§ **Directions for this task**: Determine how many lines include the string "condamnation". Output that number only.

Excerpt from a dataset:
==*==

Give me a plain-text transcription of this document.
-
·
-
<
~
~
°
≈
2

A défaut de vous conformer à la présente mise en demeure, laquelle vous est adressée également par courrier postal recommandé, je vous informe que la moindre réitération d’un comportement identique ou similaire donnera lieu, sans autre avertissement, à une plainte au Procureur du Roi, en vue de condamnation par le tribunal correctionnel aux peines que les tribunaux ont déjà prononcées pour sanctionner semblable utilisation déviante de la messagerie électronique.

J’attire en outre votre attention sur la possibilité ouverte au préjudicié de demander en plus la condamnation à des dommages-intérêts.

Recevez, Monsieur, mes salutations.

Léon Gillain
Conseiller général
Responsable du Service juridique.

==*==

§ **Final answer**: 2